==== Given data ====

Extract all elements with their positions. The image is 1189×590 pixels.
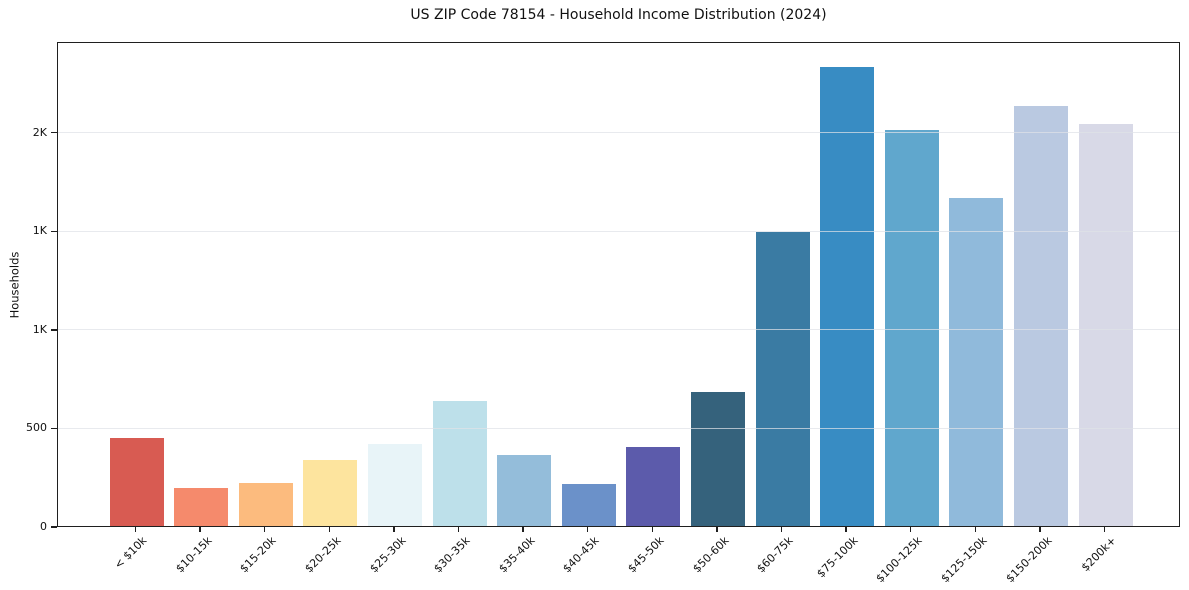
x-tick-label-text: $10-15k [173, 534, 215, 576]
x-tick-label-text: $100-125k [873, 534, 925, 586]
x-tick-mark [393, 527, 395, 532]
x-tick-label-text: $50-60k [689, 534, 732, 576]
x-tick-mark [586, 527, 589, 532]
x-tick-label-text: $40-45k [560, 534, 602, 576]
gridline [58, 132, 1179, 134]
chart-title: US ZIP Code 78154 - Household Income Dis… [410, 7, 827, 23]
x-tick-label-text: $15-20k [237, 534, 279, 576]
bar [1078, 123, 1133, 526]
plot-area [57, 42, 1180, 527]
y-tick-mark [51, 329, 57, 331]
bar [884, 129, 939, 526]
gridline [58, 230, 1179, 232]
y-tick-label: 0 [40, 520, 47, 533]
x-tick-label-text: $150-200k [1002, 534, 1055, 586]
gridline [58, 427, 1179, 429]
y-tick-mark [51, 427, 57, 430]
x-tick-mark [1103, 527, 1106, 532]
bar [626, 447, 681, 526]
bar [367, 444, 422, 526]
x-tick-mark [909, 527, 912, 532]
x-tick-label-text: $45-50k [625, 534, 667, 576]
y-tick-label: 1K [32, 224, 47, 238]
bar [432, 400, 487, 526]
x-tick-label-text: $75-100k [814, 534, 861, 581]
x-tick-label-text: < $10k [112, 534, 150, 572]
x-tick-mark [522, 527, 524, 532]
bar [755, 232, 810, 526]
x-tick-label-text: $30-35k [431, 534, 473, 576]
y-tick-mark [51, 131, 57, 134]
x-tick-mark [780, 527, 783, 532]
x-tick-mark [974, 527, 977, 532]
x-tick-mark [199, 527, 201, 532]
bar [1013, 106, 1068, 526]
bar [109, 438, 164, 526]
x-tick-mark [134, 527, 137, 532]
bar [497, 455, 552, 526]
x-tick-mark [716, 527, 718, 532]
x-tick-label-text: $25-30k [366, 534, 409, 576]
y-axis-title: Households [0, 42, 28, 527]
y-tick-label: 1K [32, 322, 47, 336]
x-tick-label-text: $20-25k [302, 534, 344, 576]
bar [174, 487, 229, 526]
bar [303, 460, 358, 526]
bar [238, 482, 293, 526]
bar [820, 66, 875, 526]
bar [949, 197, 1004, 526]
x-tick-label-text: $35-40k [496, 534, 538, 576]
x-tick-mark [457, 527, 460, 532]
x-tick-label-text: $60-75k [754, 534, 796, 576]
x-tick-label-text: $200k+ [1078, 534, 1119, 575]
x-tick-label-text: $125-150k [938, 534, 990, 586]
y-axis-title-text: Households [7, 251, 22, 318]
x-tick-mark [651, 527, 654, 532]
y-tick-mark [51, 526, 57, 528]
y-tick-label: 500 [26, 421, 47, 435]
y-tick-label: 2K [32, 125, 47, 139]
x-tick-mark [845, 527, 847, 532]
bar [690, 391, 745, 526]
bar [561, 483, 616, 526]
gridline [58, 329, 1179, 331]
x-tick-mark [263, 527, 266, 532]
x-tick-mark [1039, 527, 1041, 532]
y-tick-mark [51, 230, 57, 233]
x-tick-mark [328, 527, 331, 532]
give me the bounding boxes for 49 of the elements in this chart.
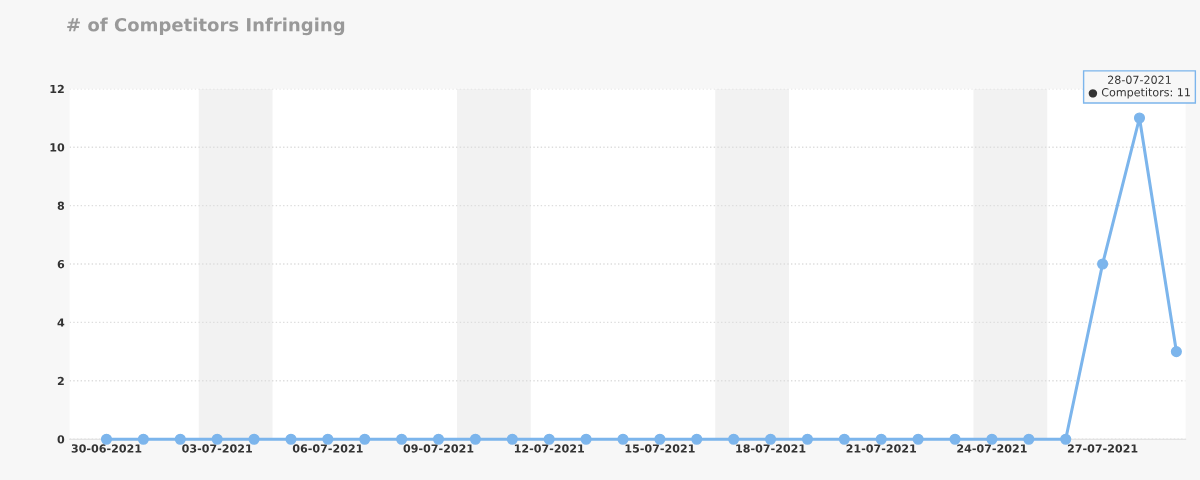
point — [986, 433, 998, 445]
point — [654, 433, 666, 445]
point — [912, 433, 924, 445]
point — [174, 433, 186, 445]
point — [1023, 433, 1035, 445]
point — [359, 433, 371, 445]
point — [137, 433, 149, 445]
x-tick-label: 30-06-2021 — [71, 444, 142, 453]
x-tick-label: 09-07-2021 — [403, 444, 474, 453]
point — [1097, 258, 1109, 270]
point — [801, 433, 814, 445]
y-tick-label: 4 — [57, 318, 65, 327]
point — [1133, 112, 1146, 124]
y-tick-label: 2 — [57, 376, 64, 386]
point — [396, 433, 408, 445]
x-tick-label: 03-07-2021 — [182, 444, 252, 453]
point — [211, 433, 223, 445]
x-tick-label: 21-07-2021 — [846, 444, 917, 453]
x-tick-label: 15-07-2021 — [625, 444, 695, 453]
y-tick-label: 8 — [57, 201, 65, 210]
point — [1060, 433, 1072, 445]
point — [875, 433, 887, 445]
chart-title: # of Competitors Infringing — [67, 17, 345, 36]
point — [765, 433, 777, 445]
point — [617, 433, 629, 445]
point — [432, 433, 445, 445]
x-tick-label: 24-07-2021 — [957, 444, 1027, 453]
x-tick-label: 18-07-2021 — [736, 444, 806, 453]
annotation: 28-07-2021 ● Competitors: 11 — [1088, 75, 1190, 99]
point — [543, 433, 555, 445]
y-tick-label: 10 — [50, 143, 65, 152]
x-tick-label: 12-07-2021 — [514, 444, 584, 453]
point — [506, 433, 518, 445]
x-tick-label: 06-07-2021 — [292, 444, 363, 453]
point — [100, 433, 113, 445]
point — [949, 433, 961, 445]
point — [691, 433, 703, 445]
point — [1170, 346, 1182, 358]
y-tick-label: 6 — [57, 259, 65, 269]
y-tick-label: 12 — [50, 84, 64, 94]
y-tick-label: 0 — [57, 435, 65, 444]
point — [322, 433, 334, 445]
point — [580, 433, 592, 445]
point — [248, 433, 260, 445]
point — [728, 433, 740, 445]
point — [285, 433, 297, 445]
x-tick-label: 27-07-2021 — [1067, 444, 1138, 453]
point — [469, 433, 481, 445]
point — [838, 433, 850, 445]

====
==== Given data ====

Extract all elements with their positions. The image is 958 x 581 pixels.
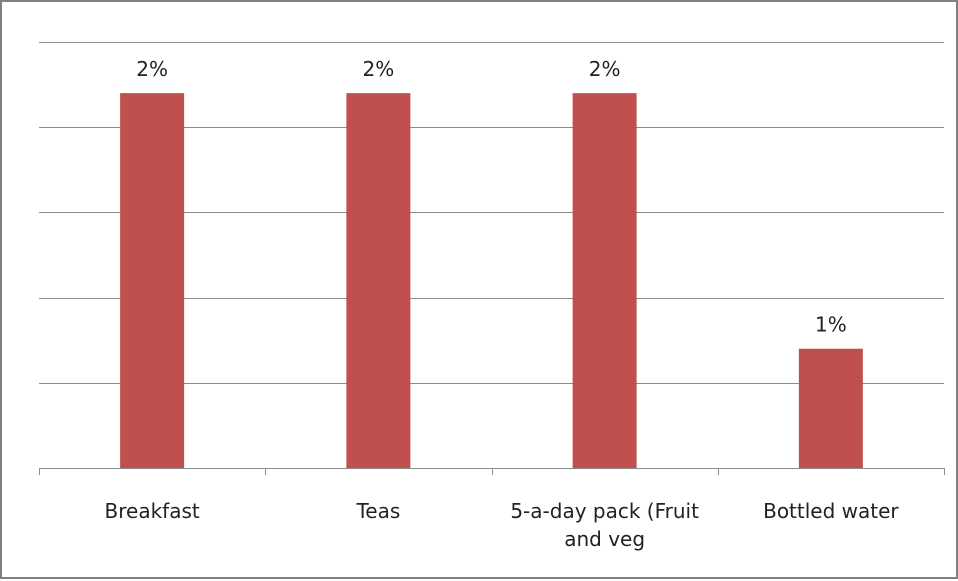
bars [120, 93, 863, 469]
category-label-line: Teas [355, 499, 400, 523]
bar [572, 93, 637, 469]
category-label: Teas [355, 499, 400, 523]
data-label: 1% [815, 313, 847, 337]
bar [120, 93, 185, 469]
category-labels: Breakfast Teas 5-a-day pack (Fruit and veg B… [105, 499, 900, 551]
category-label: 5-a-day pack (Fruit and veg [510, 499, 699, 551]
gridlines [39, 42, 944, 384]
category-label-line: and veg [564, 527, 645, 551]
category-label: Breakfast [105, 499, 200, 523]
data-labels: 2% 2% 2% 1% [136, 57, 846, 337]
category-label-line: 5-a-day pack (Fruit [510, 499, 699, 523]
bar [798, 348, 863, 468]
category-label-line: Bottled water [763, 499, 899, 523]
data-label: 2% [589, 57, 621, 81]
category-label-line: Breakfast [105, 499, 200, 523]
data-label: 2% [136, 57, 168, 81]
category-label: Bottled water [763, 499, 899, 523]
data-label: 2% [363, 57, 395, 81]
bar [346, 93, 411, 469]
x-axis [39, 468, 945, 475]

====
==== Given data ====

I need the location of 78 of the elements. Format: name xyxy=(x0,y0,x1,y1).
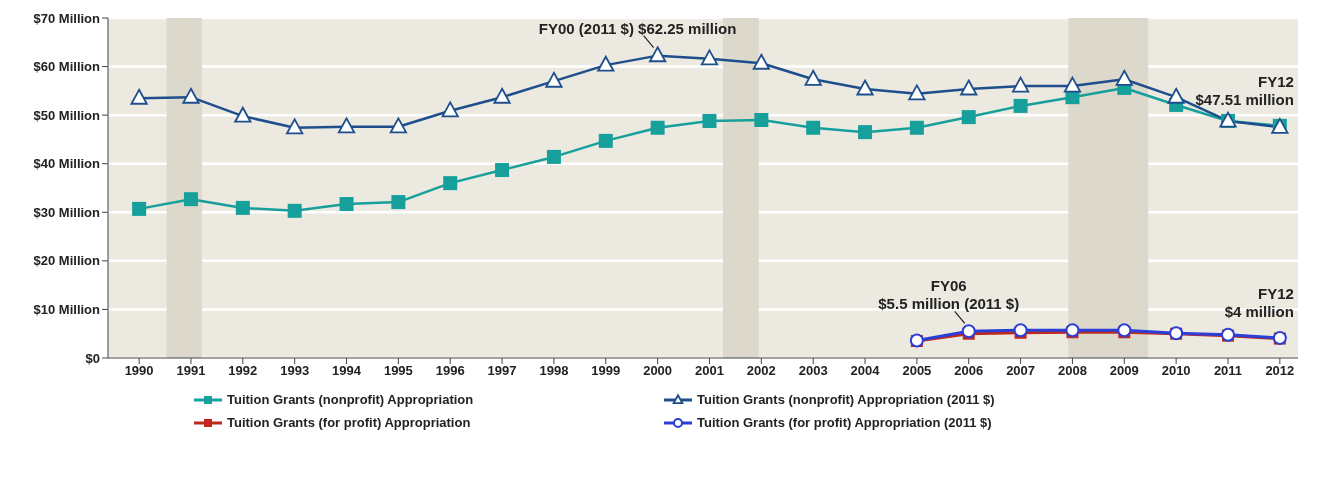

====

● What needs to be done: Quote the lines of the data that begin at the line containing "Extract all elements with their positions. The image is 1189×590" and end after the line containing "bar [497, 455, 552, 526]", copying each one unchanged. Omit the pictures from your answer.

● Exercise output:
Extract all elements with their positions. The image is 1189×590 pixels.
x-tick-label-text: $10-15k [173, 534, 215, 576]
x-tick-label-text: $100-125k [873, 534, 925, 586]
x-tick-mark [393, 527, 395, 532]
x-tick-label-text: $50-60k [689, 534, 732, 576]
x-tick-mark [586, 527, 589, 532]
x-tick-label-text: $40-45k [560, 534, 602, 576]
gridline [58, 132, 1179, 134]
chart-title: US ZIP Code 78154 - Household Income Dis… [410, 7, 827, 23]
x-tick-label-text: $15-20k [237, 534, 279, 576]
bar [1078, 123, 1133, 526]
plot-area [57, 42, 1180, 527]
y-tick-mark [51, 329, 57, 331]
bar [884, 129, 939, 526]
gridline [58, 230, 1179, 232]
y-tick-label: 0 [40, 520, 47, 533]
x-tick-label-text: $150-200k [1002, 534, 1055, 586]
gridline [58, 427, 1179, 429]
y-tick-mark [51, 427, 57, 430]
x-tick-mark [1103, 527, 1106, 532]
bar [626, 447, 681, 526]
bar [367, 444, 422, 526]
x-tick-mark [909, 527, 912, 532]
x-tick-label-text: $45-50k [625, 534, 667, 576]
y-tick-label: 1K [32, 224, 47, 238]
bar [432, 400, 487, 526]
x-tick-label-text: $75-100k [814, 534, 861, 581]
x-tick-label-text: < $10k [112, 534, 150, 572]
x-tick-mark [522, 527, 524, 532]
bar [755, 232, 810, 526]
x-tick-label-text: $30-35k [431, 534, 473, 576]
y-tick-mark [51, 131, 57, 134]
x-tick-mark [780, 527, 783, 532]
x-tick-mark [974, 527, 977, 532]
x-tick-mark [199, 527, 201, 532]
bar [1013, 106, 1068, 526]
bar [109, 438, 164, 526]
x-tick-mark [134, 527, 137, 532]
bar [497, 455, 552, 526]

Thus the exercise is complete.